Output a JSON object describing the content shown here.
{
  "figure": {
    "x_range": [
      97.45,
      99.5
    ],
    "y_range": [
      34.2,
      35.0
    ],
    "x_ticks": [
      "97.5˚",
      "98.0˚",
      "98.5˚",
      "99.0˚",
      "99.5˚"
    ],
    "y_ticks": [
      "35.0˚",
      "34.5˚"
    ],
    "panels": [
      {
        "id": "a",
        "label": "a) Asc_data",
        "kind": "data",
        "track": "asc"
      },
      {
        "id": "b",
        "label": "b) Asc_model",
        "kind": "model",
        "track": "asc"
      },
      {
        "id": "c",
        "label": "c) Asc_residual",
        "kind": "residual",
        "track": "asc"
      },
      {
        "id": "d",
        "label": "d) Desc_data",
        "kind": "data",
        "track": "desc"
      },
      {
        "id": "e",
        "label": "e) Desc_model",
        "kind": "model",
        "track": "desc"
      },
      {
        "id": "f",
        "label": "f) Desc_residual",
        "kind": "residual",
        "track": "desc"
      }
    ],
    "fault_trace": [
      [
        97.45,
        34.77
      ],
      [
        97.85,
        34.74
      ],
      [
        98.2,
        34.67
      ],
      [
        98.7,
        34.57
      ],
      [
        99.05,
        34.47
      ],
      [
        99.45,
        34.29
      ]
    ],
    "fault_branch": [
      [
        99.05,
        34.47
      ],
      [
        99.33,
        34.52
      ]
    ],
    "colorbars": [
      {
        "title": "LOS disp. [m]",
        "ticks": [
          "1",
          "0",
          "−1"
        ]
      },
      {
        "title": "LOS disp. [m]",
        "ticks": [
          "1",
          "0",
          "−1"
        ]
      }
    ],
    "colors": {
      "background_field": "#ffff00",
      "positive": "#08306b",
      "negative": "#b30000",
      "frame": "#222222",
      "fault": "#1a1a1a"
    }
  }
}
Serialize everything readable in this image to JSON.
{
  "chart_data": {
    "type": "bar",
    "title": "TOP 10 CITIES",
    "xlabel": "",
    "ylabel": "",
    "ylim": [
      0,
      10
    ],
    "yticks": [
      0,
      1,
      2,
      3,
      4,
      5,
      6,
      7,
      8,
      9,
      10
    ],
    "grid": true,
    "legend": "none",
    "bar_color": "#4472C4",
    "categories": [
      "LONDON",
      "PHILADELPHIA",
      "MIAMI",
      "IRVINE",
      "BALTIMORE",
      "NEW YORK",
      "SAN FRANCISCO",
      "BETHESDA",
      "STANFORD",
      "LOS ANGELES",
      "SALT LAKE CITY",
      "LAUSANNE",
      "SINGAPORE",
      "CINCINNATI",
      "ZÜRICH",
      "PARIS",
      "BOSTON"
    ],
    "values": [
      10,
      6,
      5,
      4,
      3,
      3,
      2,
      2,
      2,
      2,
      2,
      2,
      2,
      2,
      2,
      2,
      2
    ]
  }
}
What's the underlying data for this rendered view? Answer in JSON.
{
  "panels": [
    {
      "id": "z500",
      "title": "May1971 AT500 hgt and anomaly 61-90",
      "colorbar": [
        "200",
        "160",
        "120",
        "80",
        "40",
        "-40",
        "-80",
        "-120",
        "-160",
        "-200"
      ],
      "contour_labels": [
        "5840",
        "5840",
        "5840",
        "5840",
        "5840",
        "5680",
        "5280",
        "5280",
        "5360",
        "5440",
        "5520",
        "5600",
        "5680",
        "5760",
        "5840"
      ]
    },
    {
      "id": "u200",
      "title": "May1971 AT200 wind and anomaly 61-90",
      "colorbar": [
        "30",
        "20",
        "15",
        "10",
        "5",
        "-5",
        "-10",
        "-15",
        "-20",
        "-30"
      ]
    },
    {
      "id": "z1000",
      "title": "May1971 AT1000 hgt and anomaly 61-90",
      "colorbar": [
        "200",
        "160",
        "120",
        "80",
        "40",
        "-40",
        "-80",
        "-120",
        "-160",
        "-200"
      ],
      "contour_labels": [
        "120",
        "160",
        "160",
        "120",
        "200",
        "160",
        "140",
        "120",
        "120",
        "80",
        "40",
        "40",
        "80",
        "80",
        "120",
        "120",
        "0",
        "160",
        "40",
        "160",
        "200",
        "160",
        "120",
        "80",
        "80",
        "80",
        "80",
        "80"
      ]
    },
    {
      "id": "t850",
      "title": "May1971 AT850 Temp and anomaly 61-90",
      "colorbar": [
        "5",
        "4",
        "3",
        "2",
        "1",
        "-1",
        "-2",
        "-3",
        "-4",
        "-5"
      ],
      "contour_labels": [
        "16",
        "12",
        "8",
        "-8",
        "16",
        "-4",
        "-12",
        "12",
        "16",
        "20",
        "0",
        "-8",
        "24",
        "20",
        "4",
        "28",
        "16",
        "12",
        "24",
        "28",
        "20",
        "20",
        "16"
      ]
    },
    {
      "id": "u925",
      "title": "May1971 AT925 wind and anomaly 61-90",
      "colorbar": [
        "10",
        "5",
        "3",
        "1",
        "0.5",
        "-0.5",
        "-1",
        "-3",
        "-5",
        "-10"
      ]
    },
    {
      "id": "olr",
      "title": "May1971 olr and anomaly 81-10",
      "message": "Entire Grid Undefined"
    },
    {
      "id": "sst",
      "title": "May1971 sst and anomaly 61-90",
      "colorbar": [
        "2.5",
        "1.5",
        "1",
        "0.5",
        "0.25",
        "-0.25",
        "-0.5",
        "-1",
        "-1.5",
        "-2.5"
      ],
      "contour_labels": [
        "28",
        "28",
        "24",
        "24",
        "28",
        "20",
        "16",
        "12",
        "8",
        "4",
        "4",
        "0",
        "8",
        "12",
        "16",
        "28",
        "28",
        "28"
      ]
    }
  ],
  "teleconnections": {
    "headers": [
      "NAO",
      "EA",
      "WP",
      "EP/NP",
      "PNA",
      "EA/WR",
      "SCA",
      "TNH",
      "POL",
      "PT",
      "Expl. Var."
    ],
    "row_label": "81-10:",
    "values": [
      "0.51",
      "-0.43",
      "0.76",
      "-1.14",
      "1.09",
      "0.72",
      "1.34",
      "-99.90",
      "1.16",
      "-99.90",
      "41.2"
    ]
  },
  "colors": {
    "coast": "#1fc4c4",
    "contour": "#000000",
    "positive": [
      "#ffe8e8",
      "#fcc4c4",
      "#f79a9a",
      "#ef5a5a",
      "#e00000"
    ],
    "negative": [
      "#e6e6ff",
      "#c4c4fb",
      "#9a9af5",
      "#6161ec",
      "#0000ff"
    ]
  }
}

•••

JOB - Take every line that includes the string "JSON" and copy it.

SOLUTION TO THIS TASK -
Output a JSON object describing the content shown here.
Serialize everything readable in this image to JSON.
What's the underlying data for this rendered view? Answer in JSON.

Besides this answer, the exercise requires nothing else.